Material for this task =>

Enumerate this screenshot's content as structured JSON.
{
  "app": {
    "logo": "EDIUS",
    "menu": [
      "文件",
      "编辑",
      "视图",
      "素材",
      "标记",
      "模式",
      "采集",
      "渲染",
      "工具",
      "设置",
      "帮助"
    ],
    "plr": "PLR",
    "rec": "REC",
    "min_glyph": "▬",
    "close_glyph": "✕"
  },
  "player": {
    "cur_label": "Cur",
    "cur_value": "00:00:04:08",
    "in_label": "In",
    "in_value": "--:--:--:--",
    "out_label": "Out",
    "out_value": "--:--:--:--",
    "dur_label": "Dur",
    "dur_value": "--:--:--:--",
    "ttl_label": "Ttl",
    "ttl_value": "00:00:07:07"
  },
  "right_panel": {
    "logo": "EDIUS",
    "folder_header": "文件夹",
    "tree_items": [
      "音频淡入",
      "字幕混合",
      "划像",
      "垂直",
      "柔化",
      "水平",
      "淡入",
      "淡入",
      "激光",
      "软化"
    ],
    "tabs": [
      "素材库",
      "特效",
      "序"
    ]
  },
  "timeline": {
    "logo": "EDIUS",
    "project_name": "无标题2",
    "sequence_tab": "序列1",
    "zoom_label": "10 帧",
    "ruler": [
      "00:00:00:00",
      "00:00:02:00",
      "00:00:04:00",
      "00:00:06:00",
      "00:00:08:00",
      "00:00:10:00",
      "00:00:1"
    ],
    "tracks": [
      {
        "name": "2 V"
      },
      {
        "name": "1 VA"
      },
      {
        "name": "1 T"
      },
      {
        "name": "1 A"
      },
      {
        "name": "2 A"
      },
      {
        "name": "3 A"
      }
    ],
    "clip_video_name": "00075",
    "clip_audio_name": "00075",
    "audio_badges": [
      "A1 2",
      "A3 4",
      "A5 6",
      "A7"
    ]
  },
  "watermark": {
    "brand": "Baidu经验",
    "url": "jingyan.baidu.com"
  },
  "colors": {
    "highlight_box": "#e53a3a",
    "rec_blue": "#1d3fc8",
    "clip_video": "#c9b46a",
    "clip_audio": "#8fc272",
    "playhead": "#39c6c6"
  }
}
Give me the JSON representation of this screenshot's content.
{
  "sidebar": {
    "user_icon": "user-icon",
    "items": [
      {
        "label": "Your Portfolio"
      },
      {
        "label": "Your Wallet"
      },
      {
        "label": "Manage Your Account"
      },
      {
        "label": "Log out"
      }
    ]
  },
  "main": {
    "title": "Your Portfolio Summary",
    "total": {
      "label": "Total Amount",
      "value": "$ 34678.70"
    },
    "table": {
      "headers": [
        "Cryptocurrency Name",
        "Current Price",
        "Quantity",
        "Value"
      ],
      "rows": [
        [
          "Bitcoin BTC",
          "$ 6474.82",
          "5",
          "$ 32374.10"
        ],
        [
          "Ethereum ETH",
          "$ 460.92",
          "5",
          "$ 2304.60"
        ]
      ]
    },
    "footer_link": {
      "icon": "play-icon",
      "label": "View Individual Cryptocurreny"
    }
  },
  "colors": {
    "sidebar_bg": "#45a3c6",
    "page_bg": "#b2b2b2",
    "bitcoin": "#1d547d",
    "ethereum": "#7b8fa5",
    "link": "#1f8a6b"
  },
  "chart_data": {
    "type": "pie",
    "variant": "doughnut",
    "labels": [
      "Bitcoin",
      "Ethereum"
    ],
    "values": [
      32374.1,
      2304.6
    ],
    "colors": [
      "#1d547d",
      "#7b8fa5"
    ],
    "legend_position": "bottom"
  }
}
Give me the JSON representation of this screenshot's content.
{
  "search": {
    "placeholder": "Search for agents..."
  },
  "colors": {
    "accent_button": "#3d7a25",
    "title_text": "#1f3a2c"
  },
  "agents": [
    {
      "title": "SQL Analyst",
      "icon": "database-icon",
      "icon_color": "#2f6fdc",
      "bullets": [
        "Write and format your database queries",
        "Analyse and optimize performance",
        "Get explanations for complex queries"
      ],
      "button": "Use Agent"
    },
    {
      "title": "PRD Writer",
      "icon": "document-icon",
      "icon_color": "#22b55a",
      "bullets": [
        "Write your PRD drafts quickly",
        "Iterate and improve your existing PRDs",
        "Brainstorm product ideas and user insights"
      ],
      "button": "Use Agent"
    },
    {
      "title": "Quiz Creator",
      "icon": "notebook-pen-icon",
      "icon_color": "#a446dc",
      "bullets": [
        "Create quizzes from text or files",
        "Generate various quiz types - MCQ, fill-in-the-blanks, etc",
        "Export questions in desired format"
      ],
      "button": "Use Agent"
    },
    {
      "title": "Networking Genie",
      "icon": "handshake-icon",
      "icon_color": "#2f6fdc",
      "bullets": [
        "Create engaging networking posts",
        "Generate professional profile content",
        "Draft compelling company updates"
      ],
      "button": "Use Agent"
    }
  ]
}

Written exercise =>
Every line of the records above needs to be given again exactly.

Solution to the problem =>
Enumerate this screenshot's content as structured JSON.
{
  "app": {
    "logo": "EDIUS",
    "menu": [
      "文件",
      "编辑",
      "视图",
      "素材",
      "标记",
      "模式",
      "采集",
      "渲染",
      "工具",
      "设置",
      "帮助"
    ],
    "plr": "PLR",
    "rec": "REC",
    "min_glyph": "▬",
    "close_glyph": "✕"
  },
  "player": {
    "cur_label": "Cur",
    "cur_value": "00:00:04:08",
    "in_label": "In",
    "in_value": "--:--:--:--",
    "out_label": "Out",
    "out_value": "--:--:--:--",
    "dur_label": "Dur",
    "dur_value": "--:--:--:--",
    "ttl_label": "Ttl",
    "ttl_value": "00:00:07:07"
  },
  "right_panel": {
    "logo": "EDIUS",
    "folder_header": "文件夹",
    "tree_items": [
      "音频淡入",
      "字幕混合",
      "划像",
      "垂直",
      "柔化",
      "水平",
      "淡入",
      "淡入",
      "激光",
      "软化"
    ],
    "tabs": [
      "素材库",
      "特效",
      "序"
    ]
  },
  "timeline": {
    "logo": "EDIUS",
    "project_name": "无标题2",
    "sequence_tab": "序列1",
    "zoom_label": "10 帧",
    "ruler": [
      "00:00:00:00",
      "00:00:02:00",
      "00:00:04:00",
      "00:00:06:00",
      "00:00:08:00",
      "00:00:10:00",
      "00:00:1"
    ],
    "tracks": [
      {
        "name": "2 V"
      },
      {
        "name": "1 VA"
      },
      {
        "name": "1 T"
      },
      {
        "name": "1 A"
      },
      {
        "name": "2 A"
      },
      {
        "name": "3 A"
      }
    ],
    "clip_video_name": "00075",
    "clip_audio_name": "00075",
    "audio_badges": [
      "A1 2",
      "A3 4",
      "A5 6",
      "A7"
    ]
  },
  "watermark": {
    "brand": "Baidu经验",
    "url": "jingyan.baidu.com"
  },
  "colors": {
    "highlight_box": "#e53a3a",
    "rec_blue": "#1d3fc8",
    "clip_video": "#c9b46a",
    "clip_audio": "#8fc272",
    "playhead": "#39c6c6"
  }
}
Give me the JSON representation of this screenshot's content.
{
  "sidebar": {
    "user_icon": "user-icon",
    "items": [
      {
        "label": "Your Portfolio"
      },
      {
        "label": "Your Wallet"
      },
      {
        "label": "Manage Your Account"
      },
      {
        "label": "Log out"
      }
    ]
  },
  "main": {
    "title": "Your Portfolio Summary",
    "total": {
      "label": "Total Amount",
      "value": "$ 34678.70"
    },
    "table": {
      "headers": [
        "Cryptocurrency Name",
        "Current Price",
        "Quantity",
        "Value"
      ],
      "rows": [
        [
          "Bitcoin BTC",
          "$ 6474.82",
          "5",
          "$ 32374.10"
        ],
        [
          "Ethereum ETH",
          "$ 460.92",
          "5",
          "$ 2304.60"
        ]
      ]
    },
    "footer_link": {
      "icon": "play-icon",
      "label": "View Individual Cryptocurreny"
    }
  },
  "colors": {
    "sidebar_bg": "#45a3c6",
    "page_bg": "#b2b2b2",
    "bitcoin": "#1d547d",
    "ethereum": "#7b8fa5",
    "link": "#1f8a6b"
  },
  "chart_data": {
    "type": "pie",
    "variant": "doughnut",
    "labels": [
      "Bitcoin",
      "Ethereum"
    ],
    "values": [
      32374.1,
      2304.6
    ],
    "colors": [
      "#1d547d",
      "#7b8fa5"
    ],
    "legend_position": "bottom"
  }
}
Give me the JSON representation of this screenshot's content.
{
  "search": {
    "placeholder": "Search for agents..."
  },
  "colors": {
    "accent_button": "#3d7a25",
    "title_text": "#1f3a2c"
  },
  "agents": [
    {
      "title": "SQL Analyst",
      "icon": "database-icon",
      "icon_color": "#2f6fdc",
      "bullets": [
        "Write and format your database queries",
        "Analyse and optimize performance",
        "Get explanations for complex queries"
      ],
      "button": "Use Agent"
    },
    {
      "title": "PRD Writer",
      "icon": "document-icon",
      "icon_color": "#22b55a",
      "bullets": [
        "Write your PRD drafts quickly",
        "Iterate and improve your existing PRDs",
        "Brainstorm product ideas and user insights"
      ],
      "button": "Use Agent"
    },
    {
      "title": "Quiz Creator",
      "icon": "notebook-pen-icon",
      "icon_color": "#a446dc",
      "bullets": [
        "Create quizzes from text or files",
        "Generate various quiz types - MCQ, fill-in-the-blanks, etc",
        "Export questions in desired format"
      ],
      "button": "Use Agent"
    },
    {
      "title": "Networking Genie",
      "icon": "handshake-icon",
      "icon_color": "#2f6fdc",
      "bullets": [
        "Create engaging networking posts",
        "Generate professional profile content",
        "Draft compelling company updates"
      ],
      "button": "Use Agent"
    }
  ]
}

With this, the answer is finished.